JOB:
Copy out lines with the word "Reparacion" from the material that follows.

Dataset rows about figures:
+++

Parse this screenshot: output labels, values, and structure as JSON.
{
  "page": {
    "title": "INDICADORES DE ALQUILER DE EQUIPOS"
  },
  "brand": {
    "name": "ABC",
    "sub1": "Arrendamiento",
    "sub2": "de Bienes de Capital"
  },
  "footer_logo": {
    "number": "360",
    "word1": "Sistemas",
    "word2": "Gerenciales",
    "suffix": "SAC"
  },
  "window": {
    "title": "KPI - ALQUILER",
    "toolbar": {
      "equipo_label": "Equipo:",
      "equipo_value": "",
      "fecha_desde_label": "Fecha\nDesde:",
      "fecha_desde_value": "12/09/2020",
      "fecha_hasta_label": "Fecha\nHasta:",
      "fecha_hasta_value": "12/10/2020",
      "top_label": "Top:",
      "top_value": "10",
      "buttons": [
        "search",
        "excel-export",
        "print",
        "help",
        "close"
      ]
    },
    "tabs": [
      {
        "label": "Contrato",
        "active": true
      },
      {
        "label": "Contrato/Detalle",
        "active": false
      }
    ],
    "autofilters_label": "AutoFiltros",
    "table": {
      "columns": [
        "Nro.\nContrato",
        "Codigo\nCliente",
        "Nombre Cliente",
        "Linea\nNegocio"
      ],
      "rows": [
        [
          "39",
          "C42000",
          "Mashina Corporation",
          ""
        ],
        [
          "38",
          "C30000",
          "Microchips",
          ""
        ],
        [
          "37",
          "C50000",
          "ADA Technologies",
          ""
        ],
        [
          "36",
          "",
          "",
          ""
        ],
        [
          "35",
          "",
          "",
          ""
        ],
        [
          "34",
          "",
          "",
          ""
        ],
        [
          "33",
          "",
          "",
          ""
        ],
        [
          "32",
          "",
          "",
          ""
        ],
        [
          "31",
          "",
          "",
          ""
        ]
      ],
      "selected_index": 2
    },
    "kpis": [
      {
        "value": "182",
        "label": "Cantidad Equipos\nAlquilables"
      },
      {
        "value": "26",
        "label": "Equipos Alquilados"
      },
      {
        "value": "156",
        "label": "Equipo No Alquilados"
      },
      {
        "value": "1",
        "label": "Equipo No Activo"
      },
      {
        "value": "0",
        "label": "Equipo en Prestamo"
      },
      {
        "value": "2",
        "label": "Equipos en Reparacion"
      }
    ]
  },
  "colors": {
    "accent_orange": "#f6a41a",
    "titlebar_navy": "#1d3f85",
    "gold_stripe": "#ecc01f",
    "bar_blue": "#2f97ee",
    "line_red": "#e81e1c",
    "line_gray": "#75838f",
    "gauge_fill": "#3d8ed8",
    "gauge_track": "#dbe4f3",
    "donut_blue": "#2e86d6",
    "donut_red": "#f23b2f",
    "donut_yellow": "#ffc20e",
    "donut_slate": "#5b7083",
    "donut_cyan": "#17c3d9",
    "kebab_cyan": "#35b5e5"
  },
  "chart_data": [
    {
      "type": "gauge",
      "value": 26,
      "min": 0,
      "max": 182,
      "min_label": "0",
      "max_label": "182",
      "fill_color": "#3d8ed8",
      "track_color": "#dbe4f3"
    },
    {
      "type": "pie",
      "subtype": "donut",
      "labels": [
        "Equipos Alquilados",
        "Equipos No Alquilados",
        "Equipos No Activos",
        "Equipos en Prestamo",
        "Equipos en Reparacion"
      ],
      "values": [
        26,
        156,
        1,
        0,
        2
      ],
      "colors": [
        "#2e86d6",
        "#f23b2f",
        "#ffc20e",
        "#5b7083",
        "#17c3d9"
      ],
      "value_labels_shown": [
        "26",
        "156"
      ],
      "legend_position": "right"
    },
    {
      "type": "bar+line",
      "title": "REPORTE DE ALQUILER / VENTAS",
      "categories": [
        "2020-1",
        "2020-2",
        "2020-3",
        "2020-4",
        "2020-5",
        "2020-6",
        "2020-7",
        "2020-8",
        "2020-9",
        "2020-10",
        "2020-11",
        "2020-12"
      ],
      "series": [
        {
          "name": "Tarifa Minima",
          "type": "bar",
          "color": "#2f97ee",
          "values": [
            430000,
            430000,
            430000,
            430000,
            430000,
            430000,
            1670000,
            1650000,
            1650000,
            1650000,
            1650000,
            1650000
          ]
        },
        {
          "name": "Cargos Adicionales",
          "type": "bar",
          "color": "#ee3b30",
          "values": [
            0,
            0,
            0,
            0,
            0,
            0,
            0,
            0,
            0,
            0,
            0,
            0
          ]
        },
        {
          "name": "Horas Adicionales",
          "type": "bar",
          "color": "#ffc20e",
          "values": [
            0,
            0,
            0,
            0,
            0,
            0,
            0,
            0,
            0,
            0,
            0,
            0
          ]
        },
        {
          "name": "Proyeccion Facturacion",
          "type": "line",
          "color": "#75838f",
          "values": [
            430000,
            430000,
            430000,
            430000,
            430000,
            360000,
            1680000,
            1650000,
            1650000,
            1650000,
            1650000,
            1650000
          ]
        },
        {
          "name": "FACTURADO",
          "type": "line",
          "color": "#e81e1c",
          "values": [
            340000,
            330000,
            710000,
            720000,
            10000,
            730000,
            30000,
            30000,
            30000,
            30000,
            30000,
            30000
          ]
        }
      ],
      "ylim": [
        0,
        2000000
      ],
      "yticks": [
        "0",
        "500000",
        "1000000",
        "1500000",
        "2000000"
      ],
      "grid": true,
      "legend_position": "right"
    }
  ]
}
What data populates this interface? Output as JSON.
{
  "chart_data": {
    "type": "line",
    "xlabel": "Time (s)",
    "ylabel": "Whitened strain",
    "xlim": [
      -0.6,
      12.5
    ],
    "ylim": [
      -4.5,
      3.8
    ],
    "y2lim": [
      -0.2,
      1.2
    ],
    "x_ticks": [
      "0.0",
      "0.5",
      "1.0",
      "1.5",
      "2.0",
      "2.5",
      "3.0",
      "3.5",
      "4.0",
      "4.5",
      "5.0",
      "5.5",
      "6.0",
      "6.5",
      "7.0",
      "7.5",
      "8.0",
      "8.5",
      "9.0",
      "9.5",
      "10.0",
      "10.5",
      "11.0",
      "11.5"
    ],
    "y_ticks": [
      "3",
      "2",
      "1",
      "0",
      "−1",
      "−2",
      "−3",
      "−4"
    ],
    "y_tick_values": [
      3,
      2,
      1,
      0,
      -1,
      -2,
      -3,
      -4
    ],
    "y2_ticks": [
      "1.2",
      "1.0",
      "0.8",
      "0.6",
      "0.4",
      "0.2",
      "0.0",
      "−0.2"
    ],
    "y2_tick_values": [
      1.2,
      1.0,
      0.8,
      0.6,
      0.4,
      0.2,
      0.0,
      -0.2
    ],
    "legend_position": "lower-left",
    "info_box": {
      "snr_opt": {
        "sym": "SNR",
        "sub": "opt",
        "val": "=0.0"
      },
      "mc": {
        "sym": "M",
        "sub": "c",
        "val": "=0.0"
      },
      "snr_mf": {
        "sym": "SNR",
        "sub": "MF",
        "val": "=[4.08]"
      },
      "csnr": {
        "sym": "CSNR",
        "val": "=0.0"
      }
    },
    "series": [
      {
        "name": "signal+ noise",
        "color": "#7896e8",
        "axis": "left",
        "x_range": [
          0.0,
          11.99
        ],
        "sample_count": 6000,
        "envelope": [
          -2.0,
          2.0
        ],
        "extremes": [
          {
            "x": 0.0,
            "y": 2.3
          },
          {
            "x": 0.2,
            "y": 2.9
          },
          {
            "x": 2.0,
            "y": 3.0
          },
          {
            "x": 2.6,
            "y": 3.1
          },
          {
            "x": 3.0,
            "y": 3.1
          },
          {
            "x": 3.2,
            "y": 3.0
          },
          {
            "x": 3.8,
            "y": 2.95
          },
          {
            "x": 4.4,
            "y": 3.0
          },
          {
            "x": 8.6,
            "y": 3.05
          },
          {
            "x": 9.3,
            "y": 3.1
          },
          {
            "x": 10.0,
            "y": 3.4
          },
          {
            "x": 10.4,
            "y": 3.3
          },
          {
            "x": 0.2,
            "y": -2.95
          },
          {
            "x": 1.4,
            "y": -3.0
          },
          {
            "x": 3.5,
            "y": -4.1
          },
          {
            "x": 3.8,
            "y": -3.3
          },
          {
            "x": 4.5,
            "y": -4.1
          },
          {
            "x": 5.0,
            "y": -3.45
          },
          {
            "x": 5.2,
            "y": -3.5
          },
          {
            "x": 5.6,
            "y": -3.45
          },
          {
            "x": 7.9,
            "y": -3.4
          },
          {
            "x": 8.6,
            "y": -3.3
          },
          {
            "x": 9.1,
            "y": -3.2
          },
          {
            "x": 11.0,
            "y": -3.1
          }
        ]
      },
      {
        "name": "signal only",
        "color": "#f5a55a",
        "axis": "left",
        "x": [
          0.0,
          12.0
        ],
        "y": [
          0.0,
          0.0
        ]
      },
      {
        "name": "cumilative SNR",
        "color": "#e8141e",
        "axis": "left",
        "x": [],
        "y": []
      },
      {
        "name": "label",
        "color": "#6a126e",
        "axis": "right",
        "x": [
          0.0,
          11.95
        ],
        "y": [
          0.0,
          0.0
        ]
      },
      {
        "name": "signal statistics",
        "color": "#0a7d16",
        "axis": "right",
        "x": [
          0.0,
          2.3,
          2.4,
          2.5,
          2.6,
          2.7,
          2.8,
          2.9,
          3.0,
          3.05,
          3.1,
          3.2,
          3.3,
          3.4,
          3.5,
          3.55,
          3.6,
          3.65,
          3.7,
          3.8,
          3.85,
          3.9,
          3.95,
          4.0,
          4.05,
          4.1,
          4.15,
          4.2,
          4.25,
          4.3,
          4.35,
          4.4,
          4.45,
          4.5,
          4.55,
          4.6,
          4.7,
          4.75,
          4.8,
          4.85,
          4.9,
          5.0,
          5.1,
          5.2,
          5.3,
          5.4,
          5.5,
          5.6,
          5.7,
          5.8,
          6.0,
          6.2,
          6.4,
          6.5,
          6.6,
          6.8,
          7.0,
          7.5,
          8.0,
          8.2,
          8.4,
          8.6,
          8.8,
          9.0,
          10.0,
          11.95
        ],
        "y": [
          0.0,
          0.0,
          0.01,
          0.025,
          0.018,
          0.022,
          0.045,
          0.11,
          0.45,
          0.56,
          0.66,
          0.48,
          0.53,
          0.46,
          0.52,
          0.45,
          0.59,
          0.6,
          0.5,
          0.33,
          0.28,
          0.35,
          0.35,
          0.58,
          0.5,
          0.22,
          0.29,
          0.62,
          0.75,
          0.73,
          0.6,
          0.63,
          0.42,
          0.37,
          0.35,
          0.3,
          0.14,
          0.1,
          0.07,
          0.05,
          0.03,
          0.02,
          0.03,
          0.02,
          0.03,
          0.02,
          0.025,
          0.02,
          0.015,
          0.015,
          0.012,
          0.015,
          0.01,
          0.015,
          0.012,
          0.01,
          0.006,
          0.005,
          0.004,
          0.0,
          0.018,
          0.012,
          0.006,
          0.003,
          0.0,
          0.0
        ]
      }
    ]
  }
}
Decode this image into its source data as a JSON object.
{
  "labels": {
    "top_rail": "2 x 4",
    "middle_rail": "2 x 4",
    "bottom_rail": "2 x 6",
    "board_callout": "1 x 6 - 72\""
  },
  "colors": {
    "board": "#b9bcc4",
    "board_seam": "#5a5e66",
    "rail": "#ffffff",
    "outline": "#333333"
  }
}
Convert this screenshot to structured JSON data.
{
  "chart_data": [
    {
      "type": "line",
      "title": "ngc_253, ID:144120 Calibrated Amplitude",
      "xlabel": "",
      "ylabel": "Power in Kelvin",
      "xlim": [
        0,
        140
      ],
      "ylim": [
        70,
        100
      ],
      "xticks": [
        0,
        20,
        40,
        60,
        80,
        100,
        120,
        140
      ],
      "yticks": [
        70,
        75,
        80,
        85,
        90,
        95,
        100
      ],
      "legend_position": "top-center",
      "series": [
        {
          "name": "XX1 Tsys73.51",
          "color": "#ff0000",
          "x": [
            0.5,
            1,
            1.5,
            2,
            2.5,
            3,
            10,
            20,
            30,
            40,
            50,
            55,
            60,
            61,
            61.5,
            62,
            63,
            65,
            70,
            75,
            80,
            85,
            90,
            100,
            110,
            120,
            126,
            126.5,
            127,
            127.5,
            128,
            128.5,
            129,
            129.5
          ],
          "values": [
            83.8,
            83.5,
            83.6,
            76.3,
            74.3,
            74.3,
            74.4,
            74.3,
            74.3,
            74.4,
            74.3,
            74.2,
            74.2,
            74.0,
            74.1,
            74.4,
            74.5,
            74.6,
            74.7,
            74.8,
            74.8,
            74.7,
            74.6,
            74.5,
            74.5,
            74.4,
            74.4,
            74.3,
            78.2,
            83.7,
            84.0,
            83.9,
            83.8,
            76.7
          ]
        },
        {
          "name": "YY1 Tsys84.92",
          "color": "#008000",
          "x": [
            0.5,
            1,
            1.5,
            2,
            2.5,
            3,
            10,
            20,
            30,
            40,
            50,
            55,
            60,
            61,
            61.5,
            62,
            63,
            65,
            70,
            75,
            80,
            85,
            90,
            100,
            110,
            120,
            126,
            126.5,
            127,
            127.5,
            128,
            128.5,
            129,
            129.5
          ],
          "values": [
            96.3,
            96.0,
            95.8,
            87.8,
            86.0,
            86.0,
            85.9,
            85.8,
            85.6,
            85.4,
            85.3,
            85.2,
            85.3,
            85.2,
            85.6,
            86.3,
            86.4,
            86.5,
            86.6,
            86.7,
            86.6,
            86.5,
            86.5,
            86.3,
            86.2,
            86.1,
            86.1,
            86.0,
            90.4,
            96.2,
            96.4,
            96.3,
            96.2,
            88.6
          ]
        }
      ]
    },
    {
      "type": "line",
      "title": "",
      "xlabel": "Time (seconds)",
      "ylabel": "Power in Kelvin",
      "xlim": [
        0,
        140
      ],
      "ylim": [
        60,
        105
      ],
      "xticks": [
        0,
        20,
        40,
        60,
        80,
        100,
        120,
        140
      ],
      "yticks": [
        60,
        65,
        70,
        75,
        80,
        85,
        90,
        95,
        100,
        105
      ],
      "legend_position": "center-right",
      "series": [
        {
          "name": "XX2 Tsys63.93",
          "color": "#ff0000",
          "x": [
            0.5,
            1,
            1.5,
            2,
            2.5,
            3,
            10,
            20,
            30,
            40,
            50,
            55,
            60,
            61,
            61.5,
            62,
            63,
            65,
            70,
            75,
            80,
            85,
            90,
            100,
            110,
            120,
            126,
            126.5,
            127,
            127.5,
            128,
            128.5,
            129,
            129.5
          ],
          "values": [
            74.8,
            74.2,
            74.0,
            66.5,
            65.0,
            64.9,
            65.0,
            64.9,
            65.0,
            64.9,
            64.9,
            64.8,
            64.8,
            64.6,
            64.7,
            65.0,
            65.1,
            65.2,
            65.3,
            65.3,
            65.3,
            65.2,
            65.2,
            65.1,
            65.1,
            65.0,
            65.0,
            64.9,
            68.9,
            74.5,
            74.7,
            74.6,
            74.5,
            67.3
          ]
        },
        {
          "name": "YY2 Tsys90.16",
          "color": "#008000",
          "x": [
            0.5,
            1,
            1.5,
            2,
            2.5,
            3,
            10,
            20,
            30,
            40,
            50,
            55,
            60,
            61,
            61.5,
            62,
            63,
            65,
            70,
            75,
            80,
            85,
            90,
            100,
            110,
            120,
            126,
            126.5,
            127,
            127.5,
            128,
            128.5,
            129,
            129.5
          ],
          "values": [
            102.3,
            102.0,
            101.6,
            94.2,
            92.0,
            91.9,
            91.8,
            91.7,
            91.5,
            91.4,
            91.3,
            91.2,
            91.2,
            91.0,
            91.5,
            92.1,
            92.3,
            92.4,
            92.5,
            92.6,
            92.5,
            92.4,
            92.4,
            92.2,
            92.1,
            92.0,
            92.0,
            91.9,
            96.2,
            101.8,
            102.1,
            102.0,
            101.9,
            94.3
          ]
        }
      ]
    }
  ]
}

+++

WRITTEN SOLUTION:
        "label": "Equipos en Reparacion"
        "Equipos en Reparacion"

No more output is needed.